__Set task__. Tell me how many lines hold "anschliessen", please, using only the number.

++++++++++

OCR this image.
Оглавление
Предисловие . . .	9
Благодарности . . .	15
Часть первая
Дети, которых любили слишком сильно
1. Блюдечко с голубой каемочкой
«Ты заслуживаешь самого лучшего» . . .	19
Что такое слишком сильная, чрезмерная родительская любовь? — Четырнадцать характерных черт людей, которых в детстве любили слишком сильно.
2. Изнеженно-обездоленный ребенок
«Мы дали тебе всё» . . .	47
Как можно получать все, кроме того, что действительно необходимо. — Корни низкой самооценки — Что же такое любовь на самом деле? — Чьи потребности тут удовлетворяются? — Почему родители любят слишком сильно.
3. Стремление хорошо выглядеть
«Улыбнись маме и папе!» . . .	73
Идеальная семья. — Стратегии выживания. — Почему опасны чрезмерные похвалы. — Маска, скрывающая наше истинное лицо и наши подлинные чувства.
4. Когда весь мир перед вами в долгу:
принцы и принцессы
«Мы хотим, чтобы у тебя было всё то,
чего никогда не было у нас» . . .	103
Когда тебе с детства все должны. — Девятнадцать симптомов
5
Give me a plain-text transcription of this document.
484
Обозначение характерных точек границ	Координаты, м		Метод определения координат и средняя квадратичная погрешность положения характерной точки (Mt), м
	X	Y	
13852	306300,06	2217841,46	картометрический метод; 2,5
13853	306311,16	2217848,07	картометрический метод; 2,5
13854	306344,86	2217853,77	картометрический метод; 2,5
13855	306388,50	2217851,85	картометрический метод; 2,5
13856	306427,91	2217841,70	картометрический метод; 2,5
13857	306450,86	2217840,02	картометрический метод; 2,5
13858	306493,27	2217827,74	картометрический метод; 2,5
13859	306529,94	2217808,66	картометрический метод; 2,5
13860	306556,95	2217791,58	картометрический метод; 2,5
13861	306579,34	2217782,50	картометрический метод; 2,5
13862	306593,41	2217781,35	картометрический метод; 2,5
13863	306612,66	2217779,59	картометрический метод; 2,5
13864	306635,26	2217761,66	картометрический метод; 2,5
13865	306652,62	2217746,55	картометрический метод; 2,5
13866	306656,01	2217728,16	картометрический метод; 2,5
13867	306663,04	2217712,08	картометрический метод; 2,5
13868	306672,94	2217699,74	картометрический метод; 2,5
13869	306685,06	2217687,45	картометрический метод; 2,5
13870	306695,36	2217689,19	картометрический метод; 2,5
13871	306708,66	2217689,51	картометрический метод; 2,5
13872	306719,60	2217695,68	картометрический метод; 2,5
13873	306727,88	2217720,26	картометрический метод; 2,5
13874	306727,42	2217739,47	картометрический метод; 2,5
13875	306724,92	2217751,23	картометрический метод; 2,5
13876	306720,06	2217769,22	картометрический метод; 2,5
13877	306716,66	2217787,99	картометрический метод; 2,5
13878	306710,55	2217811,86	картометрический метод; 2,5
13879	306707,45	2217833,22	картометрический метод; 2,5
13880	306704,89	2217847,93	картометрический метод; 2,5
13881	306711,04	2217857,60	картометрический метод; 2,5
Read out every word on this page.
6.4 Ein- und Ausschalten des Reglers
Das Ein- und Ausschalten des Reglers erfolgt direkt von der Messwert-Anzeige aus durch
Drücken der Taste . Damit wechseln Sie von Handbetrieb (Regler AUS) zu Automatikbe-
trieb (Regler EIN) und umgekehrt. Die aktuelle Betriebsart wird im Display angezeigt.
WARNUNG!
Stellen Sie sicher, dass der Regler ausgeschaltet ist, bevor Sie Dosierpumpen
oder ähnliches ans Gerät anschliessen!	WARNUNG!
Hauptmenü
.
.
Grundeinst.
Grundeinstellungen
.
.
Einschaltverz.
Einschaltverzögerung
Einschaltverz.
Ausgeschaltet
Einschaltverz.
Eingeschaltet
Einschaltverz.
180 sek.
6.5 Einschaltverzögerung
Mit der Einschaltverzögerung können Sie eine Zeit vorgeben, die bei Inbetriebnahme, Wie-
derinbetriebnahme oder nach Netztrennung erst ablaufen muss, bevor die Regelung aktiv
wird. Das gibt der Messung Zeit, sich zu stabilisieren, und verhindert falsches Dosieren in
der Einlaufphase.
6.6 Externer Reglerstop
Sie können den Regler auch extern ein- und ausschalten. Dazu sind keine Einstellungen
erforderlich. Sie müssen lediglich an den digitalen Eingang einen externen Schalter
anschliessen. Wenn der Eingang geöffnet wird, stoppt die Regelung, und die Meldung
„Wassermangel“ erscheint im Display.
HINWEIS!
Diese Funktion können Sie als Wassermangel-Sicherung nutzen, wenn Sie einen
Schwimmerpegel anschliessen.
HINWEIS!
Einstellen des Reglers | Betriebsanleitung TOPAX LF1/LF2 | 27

++++++++++

__Response to the exercise__. 3